[start Supplied records]

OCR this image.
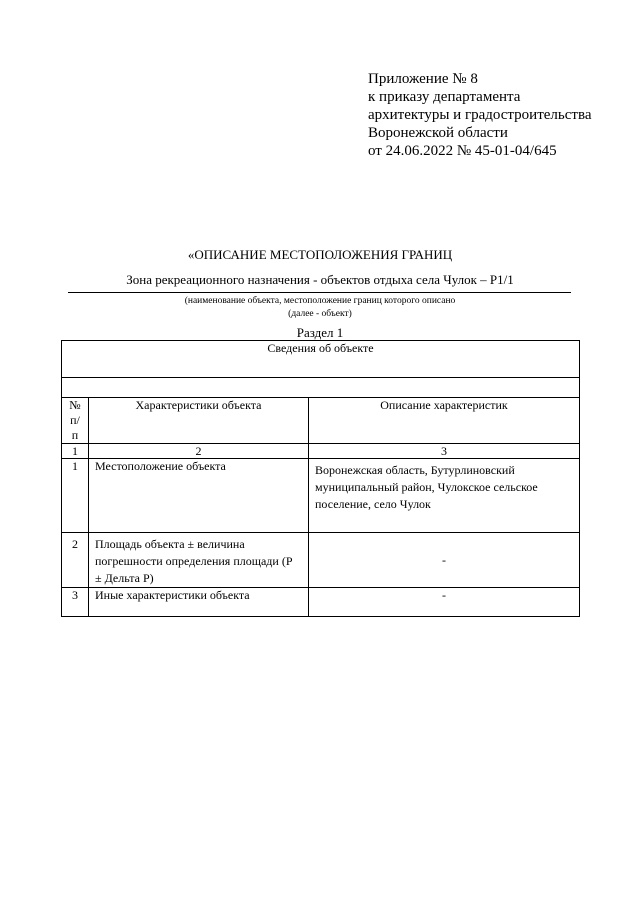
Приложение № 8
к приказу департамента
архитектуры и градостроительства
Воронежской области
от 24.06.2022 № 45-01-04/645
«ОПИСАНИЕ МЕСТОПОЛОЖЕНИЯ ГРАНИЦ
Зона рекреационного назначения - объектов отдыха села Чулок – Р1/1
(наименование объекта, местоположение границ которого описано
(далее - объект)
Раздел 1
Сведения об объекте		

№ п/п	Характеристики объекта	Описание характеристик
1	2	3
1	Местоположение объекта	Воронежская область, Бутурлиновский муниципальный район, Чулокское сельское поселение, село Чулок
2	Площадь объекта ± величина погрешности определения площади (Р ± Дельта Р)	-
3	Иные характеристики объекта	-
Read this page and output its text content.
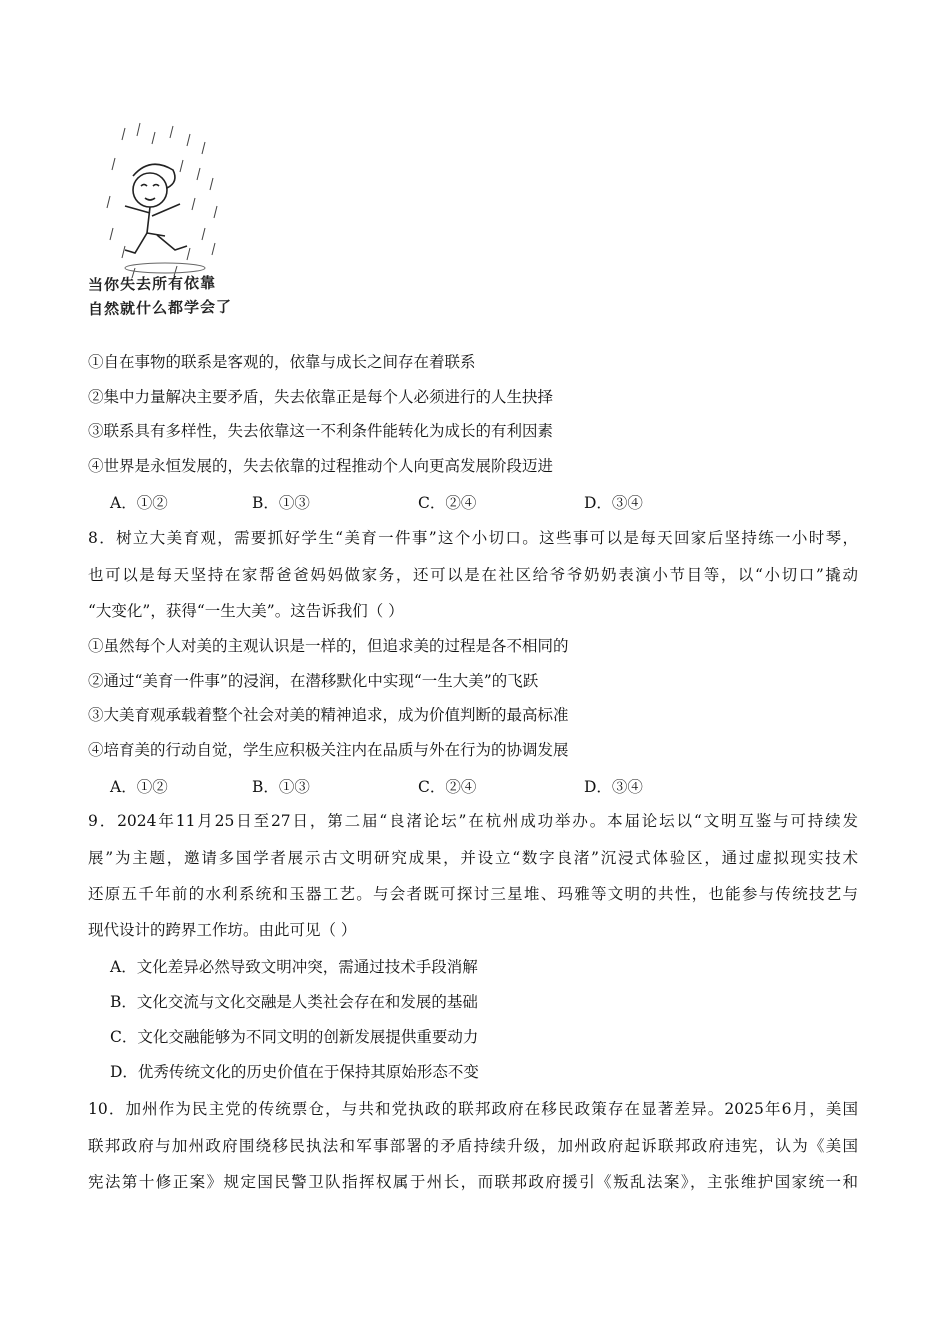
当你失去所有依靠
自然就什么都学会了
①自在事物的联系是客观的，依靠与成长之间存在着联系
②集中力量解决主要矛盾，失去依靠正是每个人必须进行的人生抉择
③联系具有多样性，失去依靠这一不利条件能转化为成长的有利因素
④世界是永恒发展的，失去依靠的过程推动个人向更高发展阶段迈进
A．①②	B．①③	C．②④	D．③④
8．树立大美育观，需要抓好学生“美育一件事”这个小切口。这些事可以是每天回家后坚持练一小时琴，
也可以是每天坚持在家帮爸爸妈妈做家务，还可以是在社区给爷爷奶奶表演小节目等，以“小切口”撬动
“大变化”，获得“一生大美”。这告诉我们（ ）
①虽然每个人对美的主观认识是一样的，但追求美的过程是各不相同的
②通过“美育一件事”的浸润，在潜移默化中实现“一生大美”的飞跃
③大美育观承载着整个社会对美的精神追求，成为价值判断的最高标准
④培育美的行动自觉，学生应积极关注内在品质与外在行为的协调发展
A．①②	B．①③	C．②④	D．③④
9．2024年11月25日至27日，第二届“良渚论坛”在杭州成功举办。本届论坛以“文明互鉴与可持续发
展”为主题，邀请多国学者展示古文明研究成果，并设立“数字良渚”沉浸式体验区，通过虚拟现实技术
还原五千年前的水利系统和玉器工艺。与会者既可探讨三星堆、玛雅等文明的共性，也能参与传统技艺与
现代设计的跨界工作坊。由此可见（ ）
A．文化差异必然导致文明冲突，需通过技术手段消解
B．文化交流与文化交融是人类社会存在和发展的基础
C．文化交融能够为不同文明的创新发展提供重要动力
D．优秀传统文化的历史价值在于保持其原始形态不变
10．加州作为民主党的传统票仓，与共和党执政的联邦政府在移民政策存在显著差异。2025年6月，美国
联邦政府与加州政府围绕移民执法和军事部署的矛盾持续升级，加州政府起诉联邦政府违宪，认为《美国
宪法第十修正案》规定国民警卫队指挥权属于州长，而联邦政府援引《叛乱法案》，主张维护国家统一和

[end Supplied records]

→ Required task: Pictures are to be left out; the records above must be repeated word for word.

→ Complete response:
OCR this image.
Приложение № 8
к приказу департамента
архитектуры и градостроительства
Воронежской области
от 24.06.2022 № 45-01-04/645
«ОПИСАНИЕ МЕСТОПОЛОЖЕНИЯ ГРАНИЦ
Зона рекреационного назначения - объектов отдыха села Чулок – Р1/1
(наименование объекта, местоположение границ которого описано
(далее - объект)
Раздел 1
Сведения об объекте		

№ п/п	Характеристики объекта	Описание характеристик
1	2	3
1	Местоположение объекта	Воронежская область, Бутурлиновский муниципальный район, Чулокское сельское поселение, село Чулок
2	Площадь объекта ± величина погрешности определения площади (Р ± Дельта Р)	-
3	Иные характеристики объекта	-
Read this page and output its text content.
当你失去所有依靠
自然就什么都学会了
①自在事物的联系是客观的，依靠与成长之间存在着联系
②集中力量解决主要矛盾，失去依靠正是每个人必须进行的人生抉择
③联系具有多样性，失去依靠这一不利条件能转化为成长的有利因素
④世界是永恒发展的，失去依靠的过程推动个人向更高发展阶段迈进
A．①②	B．①③	C．②④	D．③④
8．树立大美育观，需要抓好学生“美育一件事”这个小切口。这些事可以是每天回家后坚持练一小时琴，
也可以是每天坚持在家帮爸爸妈妈做家务，还可以是在社区给爷爷奶奶表演小节目等，以“小切口”撬动
“大变化”，获得“一生大美”。这告诉我们（ ）
①虽然每个人对美的主观认识是一样的，但追求美的过程是各不相同的
②通过“美育一件事”的浸润，在潜移默化中实现“一生大美”的飞跃
③大美育观承载着整个社会对美的精神追求，成为价值判断的最高标准
④培育美的行动自觉，学生应积极关注内在品质与外在行为的协调发展
A．①②	B．①③	C．②④	D．③④
9．2024年11月25日至27日，第二届“良渚论坛”在杭州成功举办。本届论坛以“文明互鉴与可持续发
展”为主题，邀请多国学者展示古文明研究成果，并设立“数字良渚”沉浸式体验区，通过虚拟现实技术
还原五千年前的水利系统和玉器工艺。与会者既可探讨三星堆、玛雅等文明的共性，也能参与传统技艺与
现代设计的跨界工作坊。由此可见（ ）
A．文化差异必然导致文明冲突，需通过技术手段消解
B．文化交流与文化交融是人类社会存在和发展的基础
C．文化交融能够为不同文明的创新发展提供重要动力
D．优秀传统文化的历史价值在于保持其原始形态不变
10．加州作为民主党的传统票仓，与共和党执政的联邦政府在移民政策存在显著差异。2025年6月，美国
联邦政府与加州政府围绕移民执法和军事部署的矛盾持续升级，加州政府起诉联邦政府违宪，认为《美国
宪法第十修正案》规定国民警卫队指挥权属于州长，而联邦政府援引《叛乱法案》，主张维护国家统一和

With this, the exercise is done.